■ **Part of a data file**
■ ■ ■ ■

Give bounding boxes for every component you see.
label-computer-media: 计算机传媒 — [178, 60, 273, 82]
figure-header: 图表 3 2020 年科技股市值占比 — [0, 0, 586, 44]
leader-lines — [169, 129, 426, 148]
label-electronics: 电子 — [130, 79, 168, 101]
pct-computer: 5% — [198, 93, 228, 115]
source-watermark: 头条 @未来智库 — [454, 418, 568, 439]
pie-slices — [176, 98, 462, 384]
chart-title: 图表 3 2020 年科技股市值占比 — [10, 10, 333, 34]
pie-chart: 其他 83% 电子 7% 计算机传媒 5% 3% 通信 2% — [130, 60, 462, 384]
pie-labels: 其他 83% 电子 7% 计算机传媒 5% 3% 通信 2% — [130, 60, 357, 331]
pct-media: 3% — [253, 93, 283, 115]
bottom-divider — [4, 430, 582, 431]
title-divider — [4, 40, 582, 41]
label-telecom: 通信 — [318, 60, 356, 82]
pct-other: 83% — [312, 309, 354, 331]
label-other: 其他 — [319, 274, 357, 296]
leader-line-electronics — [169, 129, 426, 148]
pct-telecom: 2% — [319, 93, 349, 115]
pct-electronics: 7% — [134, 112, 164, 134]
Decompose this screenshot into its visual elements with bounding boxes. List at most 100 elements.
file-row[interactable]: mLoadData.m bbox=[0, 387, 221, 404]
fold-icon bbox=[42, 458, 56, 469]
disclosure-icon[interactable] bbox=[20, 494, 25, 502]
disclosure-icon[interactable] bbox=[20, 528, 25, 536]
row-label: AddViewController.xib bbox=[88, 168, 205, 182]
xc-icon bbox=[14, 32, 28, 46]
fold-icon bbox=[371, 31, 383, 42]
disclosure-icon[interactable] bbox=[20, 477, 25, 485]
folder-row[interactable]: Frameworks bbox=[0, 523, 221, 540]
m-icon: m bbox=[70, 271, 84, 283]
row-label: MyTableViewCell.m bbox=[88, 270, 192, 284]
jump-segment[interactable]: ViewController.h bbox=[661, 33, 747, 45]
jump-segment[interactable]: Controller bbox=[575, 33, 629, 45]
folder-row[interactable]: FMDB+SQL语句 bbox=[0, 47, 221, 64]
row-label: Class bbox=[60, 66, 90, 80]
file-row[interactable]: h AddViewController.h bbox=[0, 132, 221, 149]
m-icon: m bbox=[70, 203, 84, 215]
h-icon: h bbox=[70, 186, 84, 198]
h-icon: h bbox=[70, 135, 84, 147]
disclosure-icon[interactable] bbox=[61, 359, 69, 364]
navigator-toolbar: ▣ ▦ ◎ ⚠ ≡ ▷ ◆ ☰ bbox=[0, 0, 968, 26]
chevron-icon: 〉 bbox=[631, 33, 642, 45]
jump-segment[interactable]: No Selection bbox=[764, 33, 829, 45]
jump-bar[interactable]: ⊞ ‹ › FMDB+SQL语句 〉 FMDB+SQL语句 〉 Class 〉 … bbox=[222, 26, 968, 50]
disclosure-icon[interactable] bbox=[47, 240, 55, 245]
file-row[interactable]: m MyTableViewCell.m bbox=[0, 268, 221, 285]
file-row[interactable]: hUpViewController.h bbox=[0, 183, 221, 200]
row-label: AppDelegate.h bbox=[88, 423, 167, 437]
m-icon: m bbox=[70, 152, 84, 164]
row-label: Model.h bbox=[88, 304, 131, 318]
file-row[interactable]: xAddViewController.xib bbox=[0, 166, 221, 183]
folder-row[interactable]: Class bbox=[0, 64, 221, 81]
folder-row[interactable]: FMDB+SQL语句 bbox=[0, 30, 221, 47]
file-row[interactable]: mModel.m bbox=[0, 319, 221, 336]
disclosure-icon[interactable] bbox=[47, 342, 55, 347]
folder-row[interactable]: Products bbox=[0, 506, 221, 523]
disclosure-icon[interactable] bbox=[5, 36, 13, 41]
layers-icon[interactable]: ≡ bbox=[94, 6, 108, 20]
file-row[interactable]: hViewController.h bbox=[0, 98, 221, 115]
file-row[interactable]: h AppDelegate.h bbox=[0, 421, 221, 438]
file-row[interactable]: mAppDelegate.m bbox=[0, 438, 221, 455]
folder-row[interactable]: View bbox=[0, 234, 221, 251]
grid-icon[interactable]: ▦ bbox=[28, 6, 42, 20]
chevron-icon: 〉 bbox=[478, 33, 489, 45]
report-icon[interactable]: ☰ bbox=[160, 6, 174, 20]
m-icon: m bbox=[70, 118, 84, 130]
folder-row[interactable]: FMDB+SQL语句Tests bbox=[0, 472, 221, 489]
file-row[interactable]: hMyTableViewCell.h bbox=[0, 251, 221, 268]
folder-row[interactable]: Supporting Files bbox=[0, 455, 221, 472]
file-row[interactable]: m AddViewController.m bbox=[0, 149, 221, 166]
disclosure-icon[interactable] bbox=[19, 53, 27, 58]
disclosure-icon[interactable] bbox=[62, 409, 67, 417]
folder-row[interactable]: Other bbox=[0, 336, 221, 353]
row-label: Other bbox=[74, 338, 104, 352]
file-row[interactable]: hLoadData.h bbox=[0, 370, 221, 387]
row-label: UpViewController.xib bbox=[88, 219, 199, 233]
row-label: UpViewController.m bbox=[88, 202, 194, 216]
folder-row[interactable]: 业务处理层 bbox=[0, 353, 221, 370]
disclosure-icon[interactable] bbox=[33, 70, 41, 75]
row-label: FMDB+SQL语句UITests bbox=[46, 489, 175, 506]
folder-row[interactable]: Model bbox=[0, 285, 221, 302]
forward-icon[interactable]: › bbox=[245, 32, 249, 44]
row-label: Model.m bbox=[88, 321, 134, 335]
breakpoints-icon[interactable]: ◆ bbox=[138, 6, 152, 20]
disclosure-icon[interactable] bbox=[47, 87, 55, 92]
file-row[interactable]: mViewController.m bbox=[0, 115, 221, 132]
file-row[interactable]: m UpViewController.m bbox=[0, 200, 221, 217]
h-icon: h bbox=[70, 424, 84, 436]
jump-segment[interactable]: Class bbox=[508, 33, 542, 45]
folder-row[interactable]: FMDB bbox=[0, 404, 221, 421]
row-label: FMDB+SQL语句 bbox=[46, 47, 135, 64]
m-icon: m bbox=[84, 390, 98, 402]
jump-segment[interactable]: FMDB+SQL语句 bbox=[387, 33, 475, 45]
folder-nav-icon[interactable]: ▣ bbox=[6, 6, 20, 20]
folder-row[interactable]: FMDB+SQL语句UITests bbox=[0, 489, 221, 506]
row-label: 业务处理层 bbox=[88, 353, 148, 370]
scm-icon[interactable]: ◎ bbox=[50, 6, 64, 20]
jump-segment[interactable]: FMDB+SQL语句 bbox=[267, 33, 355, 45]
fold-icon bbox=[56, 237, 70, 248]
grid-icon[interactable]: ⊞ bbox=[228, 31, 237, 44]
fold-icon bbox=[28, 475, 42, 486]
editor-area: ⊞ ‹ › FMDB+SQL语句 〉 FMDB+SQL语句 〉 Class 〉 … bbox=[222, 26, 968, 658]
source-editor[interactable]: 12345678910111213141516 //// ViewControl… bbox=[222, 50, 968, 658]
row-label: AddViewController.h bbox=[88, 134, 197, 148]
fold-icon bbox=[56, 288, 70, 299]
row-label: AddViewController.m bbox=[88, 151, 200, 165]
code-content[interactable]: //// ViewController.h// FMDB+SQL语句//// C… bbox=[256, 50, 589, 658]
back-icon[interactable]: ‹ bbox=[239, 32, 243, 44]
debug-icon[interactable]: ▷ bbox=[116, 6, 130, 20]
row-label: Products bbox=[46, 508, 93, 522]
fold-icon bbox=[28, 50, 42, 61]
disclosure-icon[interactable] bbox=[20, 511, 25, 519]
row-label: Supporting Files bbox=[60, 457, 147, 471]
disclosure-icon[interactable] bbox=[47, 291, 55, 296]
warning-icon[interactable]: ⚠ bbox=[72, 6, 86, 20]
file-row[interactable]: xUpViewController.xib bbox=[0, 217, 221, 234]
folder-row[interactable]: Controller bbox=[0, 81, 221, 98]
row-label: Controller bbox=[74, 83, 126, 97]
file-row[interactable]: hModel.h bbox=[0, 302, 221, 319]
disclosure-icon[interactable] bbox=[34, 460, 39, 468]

■ ■ ■ ■

■ **Given request**
Rewrite the lines from the start of the records through the line containing "chart-title: 图表 3", substituting "connector-lines" for "leader-lines" and leaving everything else as it is.

■ **Written solution**
Give bounding boxes for every component you see.
label-computer-media: 计算机传媒 — [178, 60, 273, 82]
figure-header: 图表 3 2020 年科技股市值占比 — [0, 0, 586, 44]
connector-lines — [169, 129, 426, 148]
label-electronics: 电子 — [130, 79, 168, 101]
pct-computer: 5% — [198, 93, 228, 115]
source-watermark: 头条 @未来智库 — [454, 418, 568, 439]
pie-slices — [176, 98, 462, 384]
chart-title: 图表 3 2020 年科技股市值占比 — [10, 10, 333, 34]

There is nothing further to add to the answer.